## Your objective
Output each entry verbatim and exclude every picture from it.

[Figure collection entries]
>> START

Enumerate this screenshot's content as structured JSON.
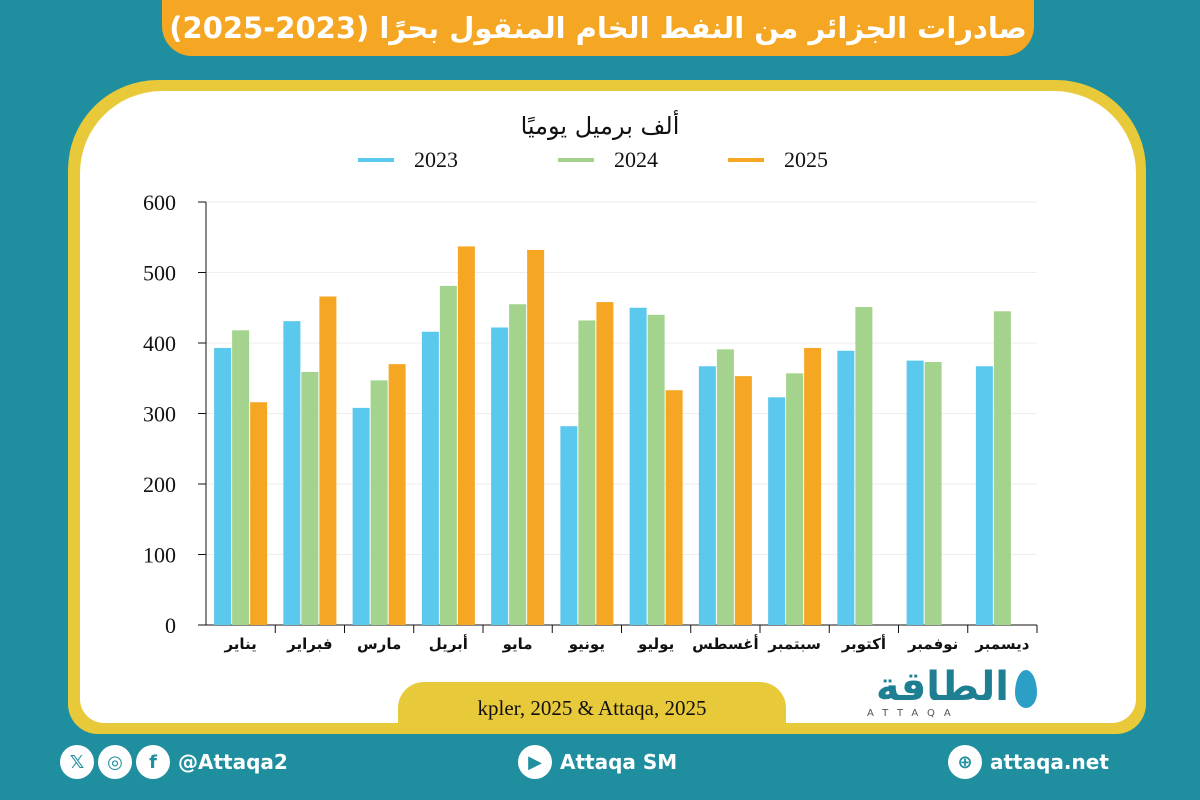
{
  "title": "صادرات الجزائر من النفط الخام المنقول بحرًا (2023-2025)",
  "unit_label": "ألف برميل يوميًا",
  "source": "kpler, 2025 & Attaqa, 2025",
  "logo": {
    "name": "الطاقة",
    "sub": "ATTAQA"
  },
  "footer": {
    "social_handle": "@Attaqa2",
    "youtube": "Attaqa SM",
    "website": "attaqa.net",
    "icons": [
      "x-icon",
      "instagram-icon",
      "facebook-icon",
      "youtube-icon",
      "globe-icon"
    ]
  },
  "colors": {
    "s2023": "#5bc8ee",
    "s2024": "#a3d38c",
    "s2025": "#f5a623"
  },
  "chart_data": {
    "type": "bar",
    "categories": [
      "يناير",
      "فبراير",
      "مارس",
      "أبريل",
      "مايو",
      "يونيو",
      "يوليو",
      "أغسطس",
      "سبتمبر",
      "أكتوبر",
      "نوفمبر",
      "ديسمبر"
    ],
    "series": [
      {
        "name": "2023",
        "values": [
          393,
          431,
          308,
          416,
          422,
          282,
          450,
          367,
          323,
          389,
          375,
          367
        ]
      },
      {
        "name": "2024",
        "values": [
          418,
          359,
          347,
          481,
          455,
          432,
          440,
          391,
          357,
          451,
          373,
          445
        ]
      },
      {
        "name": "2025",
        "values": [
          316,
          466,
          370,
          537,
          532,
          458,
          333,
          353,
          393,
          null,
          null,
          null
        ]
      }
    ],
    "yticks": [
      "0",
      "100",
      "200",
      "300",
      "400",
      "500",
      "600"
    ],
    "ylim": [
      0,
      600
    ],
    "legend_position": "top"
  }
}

>> END

## Task solution
Enumerate this screenshot's content as structured JSON.
{
  "title": "صادرات الجزائر من النفط الخام المنقول بحرًا (2023-2025)",
  "unit_label": "ألف برميل يوميًا",
  "source": "kpler, 2025 & Attaqa, 2025",
  "logo": {
    "name": "الطاقة",
    "sub": "ATTAQA"
  },
  "footer": {
    "social_handle": "@Attaqa2",
    "youtube": "Attaqa SM",
    "website": "attaqa.net",
    "icons": [
      "x-icon",
      "instagram-icon",
      "facebook-icon",
      "youtube-icon",
      "globe-icon"
    ]
  },
  "colors": {
    "s2023": "#5bc8ee",
    "s2024": "#a3d38c",
    "s2025": "#f5a623"
  },
  "chart_data": {
    "type": "bar",
    "categories": [
      "يناير",
      "فبراير",
      "مارس",
      "أبريل",
      "مايو",
      "يونيو",
      "يوليو",
      "أغسطس",
      "سبتمبر",
      "أكتوبر",
      "نوفمبر",
      "ديسمبر"
    ],
    "series": [
      {
        "name": "2023",
        "values": [
          393,
          431,
          308,
          416,
          422,
          282,
          450,
          367,
          323,
          389,
          375,
          367
        ]
      },
      {
        "name": "2024",
        "values": [
          418,
          359,
          347,
          481,
          455,
          432,
          440,
          391,
          357,
          451,
          373,
          445
        ]
      },
      {
        "name": "2025",
        "values": [
          316,
          466,
          370,
          537,
          532,
          458,
          333,
          353,
          393,
          null,
          null,
          null
        ]
      }
    ],
    "yticks": [
      "0",
      "100",
      "200",
      "300",
      "400",
      "500",
      "600"
    ],
    "ylim": [
      0,
      600
    ],
    "legend_position": "top"
  }
}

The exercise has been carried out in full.